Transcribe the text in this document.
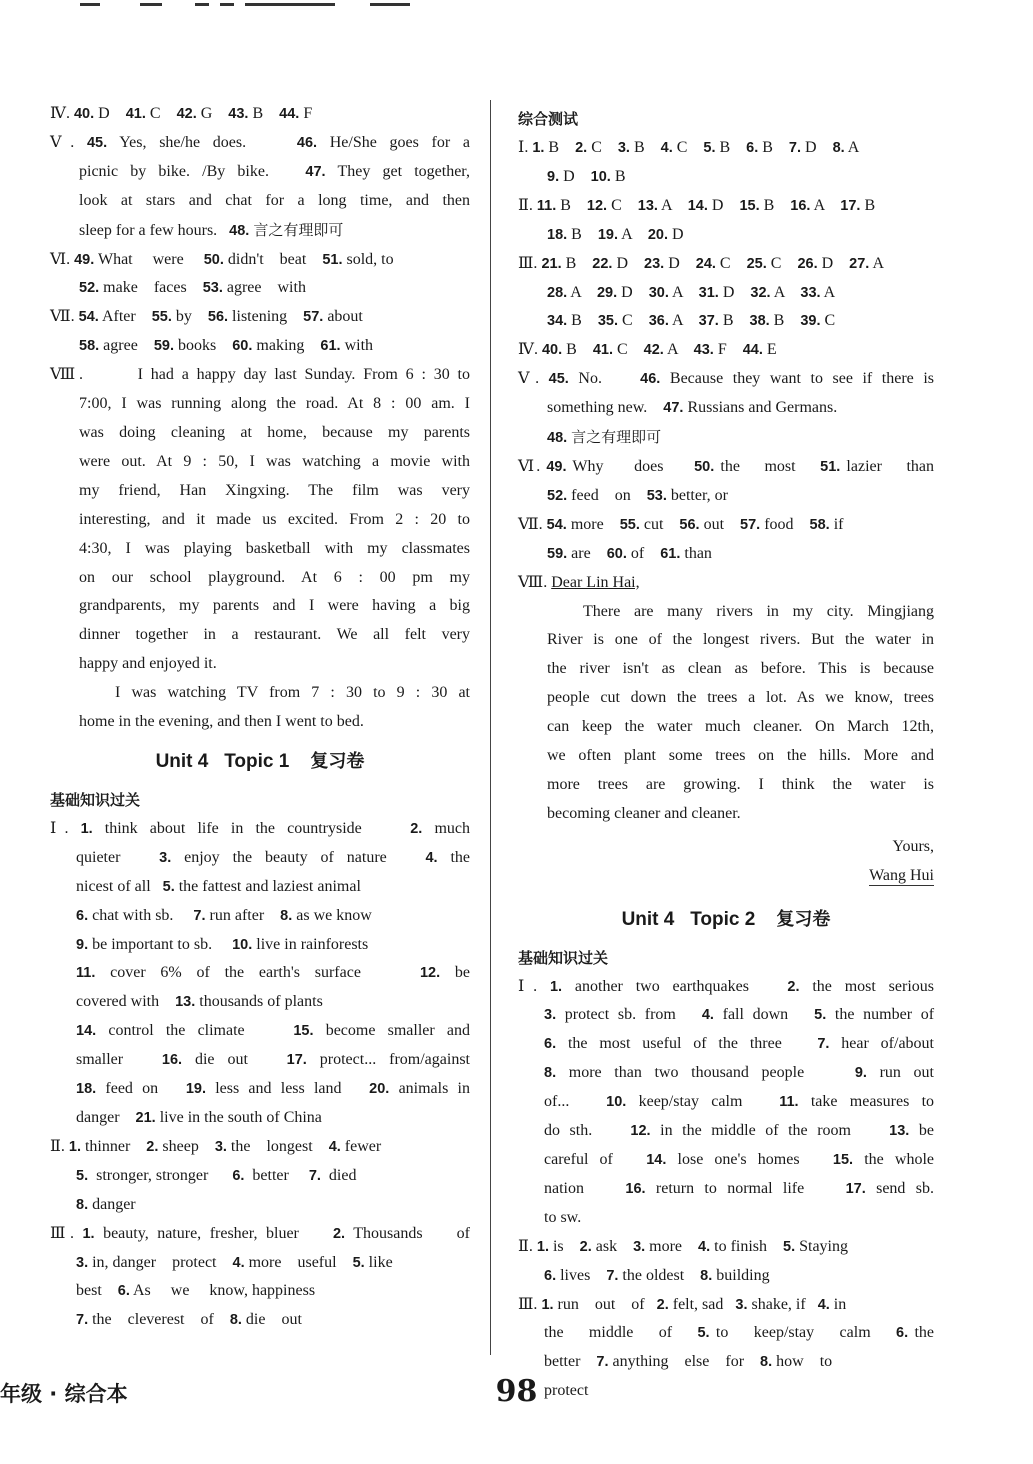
Ⅳ. 40. D    41. C    42. G    43. B    44. F
Ⅴ. 45. Yes, she/he does.    46. He/She goes for a
picnic by bike. /By bike.   47. They get together,
look at stars and chat for a long time, and then
sleep for a few hours.   48. 言之有理即可
Ⅵ. 49. What     were     50. didn't    beat    51. sold, to
52. make    faces    53. agree    with
Ⅶ. 54. After    55. by    56. listening    57. about
58. agree    59. books    60. making    61. with
Ⅷ.       I had a happy day last Sunday. From 6 : 30 to
7:00, I was running along the road. At 8 : 00 am. I
was doing cleaning at home, because my parents
were out. At 9 : 50, I was watching a movie with
my friend, Han Xingxing. The film was very
interesting, and it made us excited. From 2 : 20 to
4:30, I was playing basketball with my classmates
on our school playground. At 6 : 00 pm my
grandparents, my parents and I were having a big
dinner together in a restaurant. We all felt very
happy and enjoyed it.
I was watching TV from 7 : 30 to 9 : 30 at
home in the evening, and then I went to bed.
Unit 4   Topic 1    复习卷
基础知识过关
Ⅰ. 1. think about life in the countryside    2. much
quieter   3. enjoy the beauty of nature   4. the
nicest of all   5. the fattest and laziest animal
6. chat with sb.     7. run after    8. as we know
9. be important to sb.     10. live in rainforests
11. cover 6% of the earth's surface    12. be
covered with    13. thousands of plants
14. control the climate    15. become smaller and
smaller   16. die out   17. protect... from/against
18. feed on   19. less and less land   20. animals in
danger    21. live in the south of China
Ⅱ. 1. thinner    2. sheep    3. the    longest    4. fewer
5.  stronger, stronger      6.  better     7.  died
8. danger
Ⅲ. 1. beauty, nature, fresher, bluer    2. Thousands    of
3. in, danger    protect    4. more    useful    5. like
best    6. As     we     know, happiness
7. the    cleverest    of    8. die    out
综合测试
Ⅰ. 1. B    2. C    3. B    4. C    5. B    6. B    7. D    8. A
9. D    10. B
Ⅱ. 11. B    12. C    13. A    14. D    15. B    16. A    17. B
18. B    19. A    20. D
Ⅲ. 21. B    22. D    23. D    24. C    25. C    26. D    27. A
28. A    29. D    30. A    31. D    32. A    33. A
34. B    35. C    36. A    37. B    38. B    39. C
Ⅳ. 40. B    41. C    42. A    43. F    44. E
Ⅴ. 45. No.    46. Because they want to see if there is
something new.    47. Russians and Germans.
48. 言之有理即可
Ⅵ. 49. Why     does     50. the    most    51. lazier    than
52. feed    on    53. better, or
Ⅶ. 54. more    55. cut    56. out    57. food    58. if
59. are    60. of    61. than
Ⅷ. Dear Lin Hai,
There are many rivers in my city. Mingjiang
River is one of the longest rivers. But the water in
the river isn't as clean as before. This is because
people cut down the trees a lot. As we know, trees
can keep the water much cleaner. On March 12th,
we often plant some trees on the hills. More and
more trees are growing. I think the water is
becoming cleaner and cleaner.
Yours,
Wang Hui
Unit 4   Topic 2    复习卷
基础知识过关
Ⅰ. 1. another two earthquakes   2. the most serious
3. protect sb. from   4. fall down   5. the number of
6. the most useful of the three   7. hear of/about
8. more than two thousand people    9. run out
of...   10. keep/stay calm   11. take measures to
do sth.    12. in the middle of the room    13. be
careful of   14. lose one's homes   15. the whole
nation    16. return to normal life    17. send sb.
to sw.
Ⅱ. 1. is    2. ask    3. more    4. to finish    5. Staying
6. lives    7. the oldest    8. building
Ⅲ. 1. run    out    of   2. felt, sad   3. shake, if   4. in
the    middle    of    5. to    keep/stay    calm    6. the
better    7. anything    else    for    8. how    to
protect
年级 · 综合本	98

______________________________

Repeat each entry exactly as given; no pictures belong in the copy.

*THE SOLUTION*:
Transcribe the text in this document.
Ⅳ. 40. D    41. C    42. G    43. B    44. F
Ⅴ. 45. Yes, she/he does.    46. He/She goes for a
picnic by bike. /By bike.   47. They get together,
look at stars and chat for a long time, and then
sleep for a few hours.   48. 言之有理即可
Ⅵ. 49. What     were     50. didn't    beat    51. sold, to
52. make    faces    53. agree    with
Ⅶ. 54. After    55. by    56. listening    57. about
58. agree    59. books    60. making    61. with
Ⅷ.       I had a happy day last Sunday. From 6 : 30 to
7:00, I was running along the road. At 8 : 00 am. I
was doing cleaning at home, because my parents
were out. At 9 : 50, I was watching a movie with
my friend, Han Xingxing. The film was very
interesting, and it made us excited. From 2 : 20 to
4:30, I was playing basketball with my classmates
on our school playground. At 6 : 00 pm my
grandparents, my parents and I were having a big
dinner together in a restaurant. We all felt very
happy and enjoyed it.
I was watching TV from 7 : 30 to 9 : 30 at
home in the evening, and then I went to bed.
Unit 4   Topic 1    复习卷
基础知识过关
Ⅰ. 1. think about life in the countryside    2. much
quieter   3. enjoy the beauty of nature   4. the
nicest of all   5. the fattest and laziest animal
6. chat with sb.     7. run after    8. as we know
9. be important to sb.     10. live in rainforests
11. cover 6% of the earth's surface    12. be
covered with    13. thousands of plants
14. control the climate    15. become smaller and
smaller   16. die out   17. protect... from/against
18. feed on   19. less and less land   20. animals in
danger    21. live in the south of China
Ⅱ. 1. thinner    2. sheep    3. the    longest    4. fewer
5.  stronger, stronger      6.  better     7.  died
8. danger
Ⅲ. 1. beauty, nature, fresher, bluer    2. Thousands    of
3. in, danger    protect    4. more    useful    5. like
best    6. As     we     know, happiness
7. the    cleverest    of    8. die    out
综合测试
Ⅰ. 1. B    2. C    3. B    4. C    5. B    6. B    7. D    8. A
9. D    10. B
Ⅱ. 11. B    12. C    13. A    14. D    15. B    16. A    17. B
18. B    19. A    20. D
Ⅲ. 21. B    22. D    23. D    24. C    25. C    26. D    27. A
28. A    29. D    30. A    31. D    32. A    33. A
34. B    35. C    36. A    37. B    38. B    39. C
Ⅳ. 40. B    41. C    42. A    43. F    44. E
Ⅴ. 45. No.    46. Because they want to see if there is
something new.    47. Russians and Germans.
48. 言之有理即可
Ⅵ. 49. Why     does     50. the    most    51. lazier    than
52. feed    on    53. better, or
Ⅶ. 54. more    55. cut    56. out    57. food    58. if
59. are    60. of    61. than
Ⅷ. Dear Lin Hai,
There are many rivers in my city. Mingjiang
River is one of the longest rivers. But the water in
the river isn't as clean as before. This is because
people cut down the trees a lot. As we know, trees
can keep the water much cleaner. On March 12th,
we often plant some trees on the hills. More and
more trees are growing. I think the water is
becoming cleaner and cleaner.
Yours,
Wang Hui
Unit 4   Topic 2    复习卷
基础知识过关
Ⅰ. 1. another two earthquakes   2. the most serious
3. protect sb. from   4. fall down   5. the number of
6. the most useful of the three   7. hear of/about
8. more than two thousand people    9. run out
of...   10. keep/stay calm   11. take measures to
do sth.    12. in the middle of the room    13. be
careful of   14. lose one's homes   15. the whole
nation    16. return to normal life    17. send sb.
to sw.
Ⅱ. 1. is    2. ask    3. more    4. to finish    5. Staying
6. lives    7. the oldest    8. building
Ⅲ. 1. run    out    of   2. felt, sad   3. shake, if   4. in
the    middle    of    5. to    keep/stay    calm    6. the
better    7. anything    else    for    8. how    to
protect
年级 · 综合本	98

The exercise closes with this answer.